• _Data rows_
▼▼▼

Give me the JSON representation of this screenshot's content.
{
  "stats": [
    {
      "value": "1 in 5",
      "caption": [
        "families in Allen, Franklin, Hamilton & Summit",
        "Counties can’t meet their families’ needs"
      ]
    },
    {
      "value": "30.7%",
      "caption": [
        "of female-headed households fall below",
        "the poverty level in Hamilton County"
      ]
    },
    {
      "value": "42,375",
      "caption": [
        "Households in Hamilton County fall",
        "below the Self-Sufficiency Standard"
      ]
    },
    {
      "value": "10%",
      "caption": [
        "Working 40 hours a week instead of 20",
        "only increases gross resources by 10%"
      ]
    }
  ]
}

▲▲▲

• _Task directions_
Write every line of the material above again, exactly.

• _Solution for this exercise_
Give me the JSON representation of this screenshot's content.
{
  "stats": [
    {
      "value": "1 in 5",
      "caption": [
        "families in Allen, Franklin, Hamilton & Summit",
        "Counties can’t meet their families’ needs"
      ]
    },
    {
      "value": "30.7%",
      "caption": [
        "of female-headed households fall below",
        "the poverty level in Hamilton County"
      ]
    },
    {
      "value": "42,375",
      "caption": [
        "Households in Hamilton County fall",
        "below the Self-Sufficiency Standard"
      ]
    },
    {
      "value": "10%",
      "caption": [
        "Working 40 hours a week instead of 20",
        "only increases gross resources by 10%"
      ]
    }
  ]
}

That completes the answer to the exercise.